**TASK REQUIREMENTS:**
Rewrite everything from the first of the rows below down to the row containing "x-tick-label: 15:35 <box>903", swapping "transmitted" for "sent" and leaving all else unchanged.

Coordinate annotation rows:
##########
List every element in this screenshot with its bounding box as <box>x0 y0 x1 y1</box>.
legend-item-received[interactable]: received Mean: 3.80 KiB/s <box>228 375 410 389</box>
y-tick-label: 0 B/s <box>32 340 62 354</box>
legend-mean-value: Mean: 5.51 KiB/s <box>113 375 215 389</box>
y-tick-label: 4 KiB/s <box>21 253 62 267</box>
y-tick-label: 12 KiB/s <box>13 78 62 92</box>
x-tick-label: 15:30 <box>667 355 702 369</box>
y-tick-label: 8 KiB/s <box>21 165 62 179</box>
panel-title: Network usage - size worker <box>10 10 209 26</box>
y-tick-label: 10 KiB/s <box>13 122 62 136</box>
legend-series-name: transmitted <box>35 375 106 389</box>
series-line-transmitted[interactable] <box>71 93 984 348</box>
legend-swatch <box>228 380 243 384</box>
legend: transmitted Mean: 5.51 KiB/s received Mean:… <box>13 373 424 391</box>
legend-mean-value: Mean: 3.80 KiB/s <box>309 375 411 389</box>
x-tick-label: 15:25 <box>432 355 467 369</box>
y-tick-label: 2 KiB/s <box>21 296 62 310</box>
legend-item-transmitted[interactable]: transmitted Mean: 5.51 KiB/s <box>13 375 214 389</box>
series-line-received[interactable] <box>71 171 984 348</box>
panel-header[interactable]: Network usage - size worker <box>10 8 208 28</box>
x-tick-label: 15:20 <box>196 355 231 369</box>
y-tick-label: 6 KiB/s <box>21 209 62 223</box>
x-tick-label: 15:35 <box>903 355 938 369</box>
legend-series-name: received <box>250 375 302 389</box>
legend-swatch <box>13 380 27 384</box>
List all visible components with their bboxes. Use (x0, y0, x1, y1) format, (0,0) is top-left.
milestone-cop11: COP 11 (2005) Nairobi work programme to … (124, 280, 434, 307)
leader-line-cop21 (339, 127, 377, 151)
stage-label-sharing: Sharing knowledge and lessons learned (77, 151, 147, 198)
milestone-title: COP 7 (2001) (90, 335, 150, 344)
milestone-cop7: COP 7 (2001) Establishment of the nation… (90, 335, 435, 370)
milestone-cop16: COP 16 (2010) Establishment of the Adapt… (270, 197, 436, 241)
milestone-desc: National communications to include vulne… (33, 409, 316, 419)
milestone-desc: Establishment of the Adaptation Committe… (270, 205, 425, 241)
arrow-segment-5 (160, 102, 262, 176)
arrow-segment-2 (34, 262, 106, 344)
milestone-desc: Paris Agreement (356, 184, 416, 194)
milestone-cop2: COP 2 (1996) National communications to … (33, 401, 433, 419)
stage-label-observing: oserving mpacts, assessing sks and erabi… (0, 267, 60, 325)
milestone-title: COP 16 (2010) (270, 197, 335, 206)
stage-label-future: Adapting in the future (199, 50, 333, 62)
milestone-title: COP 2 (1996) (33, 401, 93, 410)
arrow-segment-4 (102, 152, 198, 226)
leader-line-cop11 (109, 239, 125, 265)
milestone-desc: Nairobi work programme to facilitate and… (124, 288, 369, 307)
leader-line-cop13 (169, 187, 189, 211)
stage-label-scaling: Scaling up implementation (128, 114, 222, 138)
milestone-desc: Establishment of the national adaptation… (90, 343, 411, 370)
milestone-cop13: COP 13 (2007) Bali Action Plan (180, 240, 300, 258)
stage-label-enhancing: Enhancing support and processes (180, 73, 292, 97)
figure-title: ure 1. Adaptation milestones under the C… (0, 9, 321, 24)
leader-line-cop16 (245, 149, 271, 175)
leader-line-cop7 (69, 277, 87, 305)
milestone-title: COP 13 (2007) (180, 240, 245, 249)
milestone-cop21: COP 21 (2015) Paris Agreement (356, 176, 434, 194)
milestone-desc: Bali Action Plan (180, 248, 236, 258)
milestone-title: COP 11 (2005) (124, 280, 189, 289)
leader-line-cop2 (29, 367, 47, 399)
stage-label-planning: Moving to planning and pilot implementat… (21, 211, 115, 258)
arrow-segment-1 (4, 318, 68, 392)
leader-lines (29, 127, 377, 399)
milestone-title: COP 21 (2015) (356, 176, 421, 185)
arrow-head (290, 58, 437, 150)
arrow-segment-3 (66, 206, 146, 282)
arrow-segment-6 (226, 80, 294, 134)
##########
**SOLUTION TO THIS TASK:**
List every element in this screenshot with its bounding box as <box>x0 y0 x1 y1</box>.
legend-item-received[interactable]: received Mean: 3.80 KiB/s <box>228 375 410 389</box>
y-tick-label: 0 B/s <box>32 340 62 354</box>
legend-mean-value: Mean: 5.51 KiB/s <box>113 375 215 389</box>
y-tick-label: 4 KiB/s <box>21 253 62 267</box>
y-tick-label: 12 KiB/s <box>13 78 62 92</box>
x-tick-label: 15:30 <box>667 355 702 369</box>
y-tick-label: 8 KiB/s <box>21 165 62 179</box>
panel-title: Network usage - size worker <box>10 10 209 26</box>
y-tick-label: 10 KiB/s <box>13 122 62 136</box>
legend-series-name: sent <box>35 375 106 389</box>
series-line-sent[interactable] <box>71 93 984 348</box>
legend-swatch <box>228 380 243 384</box>
legend: sent Mean: 5.51 KiB/s received Mean:… <box>13 373 424 391</box>
legend-mean-value: Mean: 3.80 KiB/s <box>309 375 411 389</box>
x-tick-label: 15:25 <box>432 355 467 369</box>
y-tick-label: 2 KiB/s <box>21 296 62 310</box>
legend-item-sent[interactable]: sent Mean: 5.51 KiB/s <box>13 375 214 389</box>
series-line-received[interactable] <box>71 171 984 348</box>
panel-header[interactable]: Network usage - size worker <box>10 8 208 28</box>
x-tick-label: 15:20 <box>196 355 231 369</box>
y-tick-label: 6 KiB/s <box>21 209 62 223</box>
x-tick-label: 15:35 <box>903 355 938 369</box>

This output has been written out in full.